----- Information given
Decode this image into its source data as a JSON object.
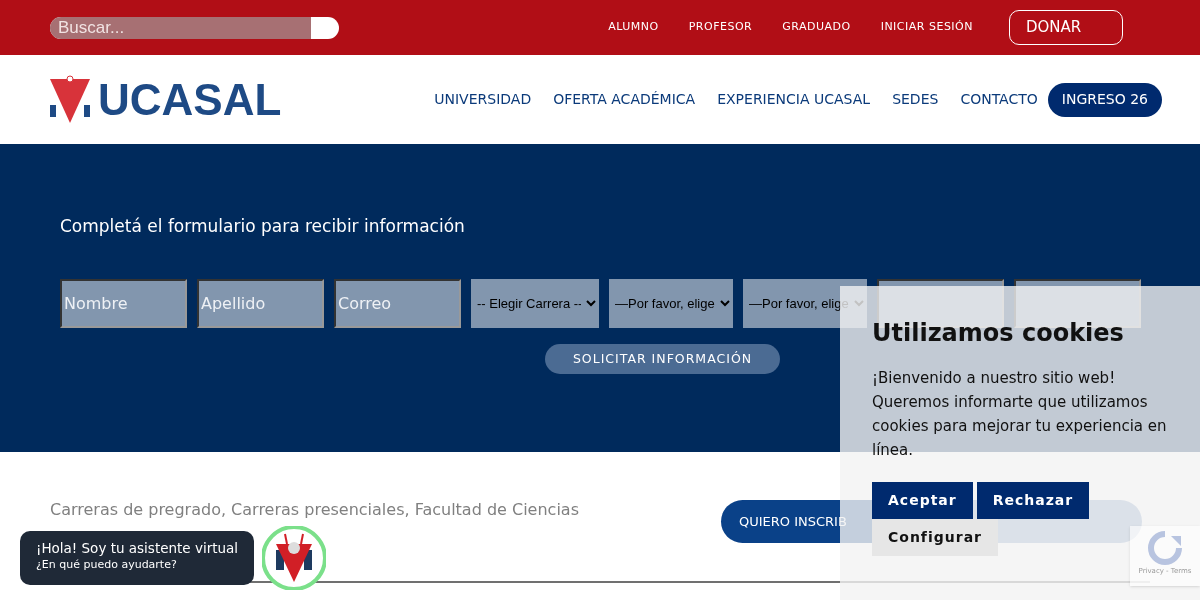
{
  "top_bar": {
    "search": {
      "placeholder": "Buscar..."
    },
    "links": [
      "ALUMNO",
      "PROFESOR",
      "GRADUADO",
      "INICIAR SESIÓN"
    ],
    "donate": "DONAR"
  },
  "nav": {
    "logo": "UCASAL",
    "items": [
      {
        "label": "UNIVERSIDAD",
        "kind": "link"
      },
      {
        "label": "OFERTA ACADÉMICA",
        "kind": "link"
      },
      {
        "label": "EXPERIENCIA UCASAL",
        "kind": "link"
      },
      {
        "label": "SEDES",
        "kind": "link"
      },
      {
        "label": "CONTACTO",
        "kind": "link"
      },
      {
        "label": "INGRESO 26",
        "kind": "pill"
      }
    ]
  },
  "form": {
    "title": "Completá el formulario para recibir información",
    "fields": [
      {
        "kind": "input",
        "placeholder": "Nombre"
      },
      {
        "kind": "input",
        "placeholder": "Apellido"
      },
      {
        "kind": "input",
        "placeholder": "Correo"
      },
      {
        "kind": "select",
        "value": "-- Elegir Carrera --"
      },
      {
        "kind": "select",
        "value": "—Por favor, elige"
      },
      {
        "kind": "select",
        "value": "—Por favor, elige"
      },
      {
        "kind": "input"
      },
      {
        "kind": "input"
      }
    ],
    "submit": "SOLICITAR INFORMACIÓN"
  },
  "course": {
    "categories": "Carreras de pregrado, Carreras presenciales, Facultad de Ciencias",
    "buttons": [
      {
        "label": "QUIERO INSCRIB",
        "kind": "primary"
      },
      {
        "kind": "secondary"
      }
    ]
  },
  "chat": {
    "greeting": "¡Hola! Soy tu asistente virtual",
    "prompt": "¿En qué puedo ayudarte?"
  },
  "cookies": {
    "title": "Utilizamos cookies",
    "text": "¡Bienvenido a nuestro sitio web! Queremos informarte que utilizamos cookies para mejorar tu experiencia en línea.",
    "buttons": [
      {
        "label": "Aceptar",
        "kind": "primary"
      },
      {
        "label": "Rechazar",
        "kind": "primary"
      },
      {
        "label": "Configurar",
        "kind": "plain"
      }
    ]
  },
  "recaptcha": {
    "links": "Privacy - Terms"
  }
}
----------
Print the entries above exactly, taking out only the pictures.

◆ **Written answer**
Decode this image into its source data as a JSON object.
{
  "top_bar": {
    "search": {
      "placeholder": "Buscar..."
    },
    "links": [
      "ALUMNO",
      "PROFESOR",
      "GRADUADO",
      "INICIAR SESIÓN"
    ],
    "donate": "DONAR"
  },
  "nav": {
    "logo": "UCASAL",
    "items": [
      {
        "label": "UNIVERSIDAD",
        "kind": "link"
      },
      {
        "label": "OFERTA ACADÉMICA",
        "kind": "link"
      },
      {
        "label": "EXPERIENCIA UCASAL",
        "kind": "link"
      },
      {
        "label": "SEDES",
        "kind": "link"
      },
      {
        "label": "CONTACTO",
        "kind": "link"
      },
      {
        "label": "INGRESO 26",
        "kind": "pill"
      }
    ]
  },
  "form": {
    "title": "Completá el formulario para recibir información",
    "fields": [
      {
        "kind": "input",
        "placeholder": "Nombre"
      },
      {
        "kind": "input",
        "placeholder": "Apellido"
      },
      {
        "kind": "input",
        "placeholder": "Correo"
      },
      {
        "kind": "select",
        "value": "-- Elegir Carrera --"
      },
      {
        "kind": "select",
        "value": "—Por favor, elige"
      },
      {
        "kind": "select",
        "value": "—Por favor, elige"
      },
      {
        "kind": "input"
      },
      {
        "kind": "input"
      }
    ],
    "submit": "SOLICITAR INFORMACIÓN"
  },
  "course": {
    "categories": "Carreras de pregrado, Carreras presenciales, Facultad de Ciencias",
    "buttons": [
      {
        "label": "QUIERO INSCRIB",
        "kind": "primary"
      },
      {
        "kind": "secondary"
      }
    ]
  },
  "chat": {
    "greeting": "¡Hola! Soy tu asistente virtual",
    "prompt": "¿En qué puedo ayudarte?"
  },
  "cookies": {
    "title": "Utilizamos cookies",
    "text": "¡Bienvenido a nuestro sitio web! Queremos informarte que utilizamos cookies para mejorar tu experiencia en línea.",
    "buttons": [
      {
        "label": "Aceptar",
        "kind": "primary"
      },
      {
        "label": "Rechazar",
        "kind": "primary"
      },
      {
        "label": "Configurar",
        "kind": "plain"
      }
    ]
  },
  "recaptcha": {
    "links": "Privacy - Terms"
  }
}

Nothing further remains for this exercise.